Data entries
<<<<

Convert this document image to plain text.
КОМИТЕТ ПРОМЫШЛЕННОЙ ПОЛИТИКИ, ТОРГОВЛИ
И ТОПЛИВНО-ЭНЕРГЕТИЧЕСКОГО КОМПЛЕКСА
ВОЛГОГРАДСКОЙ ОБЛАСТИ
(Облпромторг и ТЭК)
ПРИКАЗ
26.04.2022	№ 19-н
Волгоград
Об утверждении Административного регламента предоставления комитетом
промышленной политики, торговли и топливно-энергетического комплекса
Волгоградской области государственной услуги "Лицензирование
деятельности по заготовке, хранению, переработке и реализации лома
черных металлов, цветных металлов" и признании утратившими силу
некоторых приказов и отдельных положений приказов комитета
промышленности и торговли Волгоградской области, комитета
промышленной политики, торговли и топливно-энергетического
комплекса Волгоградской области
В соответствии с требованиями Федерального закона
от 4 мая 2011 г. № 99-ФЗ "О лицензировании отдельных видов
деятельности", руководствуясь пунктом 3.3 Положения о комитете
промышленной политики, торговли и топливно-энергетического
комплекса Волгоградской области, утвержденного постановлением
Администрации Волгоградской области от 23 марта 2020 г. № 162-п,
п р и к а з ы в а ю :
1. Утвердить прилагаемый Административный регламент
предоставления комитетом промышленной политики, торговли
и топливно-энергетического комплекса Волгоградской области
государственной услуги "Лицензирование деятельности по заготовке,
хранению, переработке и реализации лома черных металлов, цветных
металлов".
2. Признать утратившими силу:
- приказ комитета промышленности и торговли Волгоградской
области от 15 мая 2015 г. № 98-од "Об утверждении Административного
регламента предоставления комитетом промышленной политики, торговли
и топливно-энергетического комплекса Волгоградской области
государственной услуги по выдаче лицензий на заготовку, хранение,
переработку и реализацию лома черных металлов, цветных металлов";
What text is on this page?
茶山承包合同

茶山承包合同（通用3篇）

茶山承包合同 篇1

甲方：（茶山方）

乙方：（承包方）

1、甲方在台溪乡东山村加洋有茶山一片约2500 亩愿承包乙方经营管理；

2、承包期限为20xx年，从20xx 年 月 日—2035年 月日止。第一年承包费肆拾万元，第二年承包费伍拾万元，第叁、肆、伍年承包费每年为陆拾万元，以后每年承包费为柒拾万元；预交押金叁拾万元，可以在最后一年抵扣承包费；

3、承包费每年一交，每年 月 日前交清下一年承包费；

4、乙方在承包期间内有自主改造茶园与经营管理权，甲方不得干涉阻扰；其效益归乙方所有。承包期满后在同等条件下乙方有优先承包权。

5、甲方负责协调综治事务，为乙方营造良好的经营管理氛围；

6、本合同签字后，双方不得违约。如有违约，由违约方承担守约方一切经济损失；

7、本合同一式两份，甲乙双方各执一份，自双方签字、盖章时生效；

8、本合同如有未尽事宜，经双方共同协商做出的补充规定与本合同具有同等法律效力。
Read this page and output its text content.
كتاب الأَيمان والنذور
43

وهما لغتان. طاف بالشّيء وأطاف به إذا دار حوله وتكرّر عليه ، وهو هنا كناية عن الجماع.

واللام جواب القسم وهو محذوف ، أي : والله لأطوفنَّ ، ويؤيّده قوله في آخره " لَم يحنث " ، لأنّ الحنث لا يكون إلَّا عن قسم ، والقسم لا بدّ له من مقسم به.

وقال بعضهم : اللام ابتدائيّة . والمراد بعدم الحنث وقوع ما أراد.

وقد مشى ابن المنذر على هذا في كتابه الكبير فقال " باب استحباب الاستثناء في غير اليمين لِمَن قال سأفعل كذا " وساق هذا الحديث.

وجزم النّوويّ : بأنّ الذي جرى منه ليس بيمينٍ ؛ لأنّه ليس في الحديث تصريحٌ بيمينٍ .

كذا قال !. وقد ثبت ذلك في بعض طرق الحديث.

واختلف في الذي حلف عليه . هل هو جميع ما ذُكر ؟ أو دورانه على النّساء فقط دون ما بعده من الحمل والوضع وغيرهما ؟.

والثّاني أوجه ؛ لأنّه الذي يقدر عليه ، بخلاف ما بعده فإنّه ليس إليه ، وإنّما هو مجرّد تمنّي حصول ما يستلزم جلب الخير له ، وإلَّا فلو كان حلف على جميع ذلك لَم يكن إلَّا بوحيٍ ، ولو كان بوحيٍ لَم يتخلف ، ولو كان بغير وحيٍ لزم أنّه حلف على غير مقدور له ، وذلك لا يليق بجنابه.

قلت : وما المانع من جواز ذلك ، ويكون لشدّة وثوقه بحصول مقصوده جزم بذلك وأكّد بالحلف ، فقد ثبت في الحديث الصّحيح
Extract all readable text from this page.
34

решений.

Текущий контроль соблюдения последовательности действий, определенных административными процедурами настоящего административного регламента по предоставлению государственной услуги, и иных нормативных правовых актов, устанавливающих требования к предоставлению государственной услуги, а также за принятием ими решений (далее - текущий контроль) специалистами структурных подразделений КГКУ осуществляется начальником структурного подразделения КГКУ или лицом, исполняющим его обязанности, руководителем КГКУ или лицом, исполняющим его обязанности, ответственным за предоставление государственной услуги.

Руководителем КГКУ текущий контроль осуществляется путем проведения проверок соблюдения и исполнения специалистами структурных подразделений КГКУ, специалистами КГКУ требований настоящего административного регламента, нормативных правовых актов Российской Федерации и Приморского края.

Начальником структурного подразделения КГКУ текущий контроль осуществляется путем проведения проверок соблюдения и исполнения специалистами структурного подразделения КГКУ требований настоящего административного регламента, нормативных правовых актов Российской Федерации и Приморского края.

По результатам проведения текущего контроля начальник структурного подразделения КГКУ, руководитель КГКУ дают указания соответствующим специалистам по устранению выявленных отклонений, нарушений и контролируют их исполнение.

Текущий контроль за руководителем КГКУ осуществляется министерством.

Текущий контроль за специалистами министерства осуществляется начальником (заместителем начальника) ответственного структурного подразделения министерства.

>>>>

EXERCISE: From the data above, copy each line that holds "специалистами".

SOLUTION TO THE PROBLEM:
Текущий контроль соблюдения последовательности действий, определенных административными процедурами настоящего административного регламента по предоставлению государственной услуги, и иных нормативных правовых актов, устанавливающих требования к предоставлению государственной услуги, а также за принятием ими решений (далее - текущий контроль) специалистами структурных подразделений КГКУ осуществляется начальником структурного подразделения КГКУ или лицом, исполняющим его обязанности, руководителем КГКУ или лицом, исполняющим его обязанности, ответственным за предоставление государственной услуги.
Руководителем КГКУ текущий контроль осуществляется путем проведения проверок соблюдения и исполнения специалистами структурных подразделений КГКУ, специалистами КГКУ требований настоящего административного регламента, нормативных правовых актов Российской Федерации и Приморского края.
Начальником структурного подразделения КГКУ текущий контроль осуществляется путем проведения проверок соблюдения и исполнения специалистами структурного подразделения КГКУ требований настоящего административного регламента, нормативных правовых актов Российской Федерации и Приморского края.
Текущий контроль за специалистами министерства осуществляется начальником (заместителем начальника) ответственного структурного подразделения министерства.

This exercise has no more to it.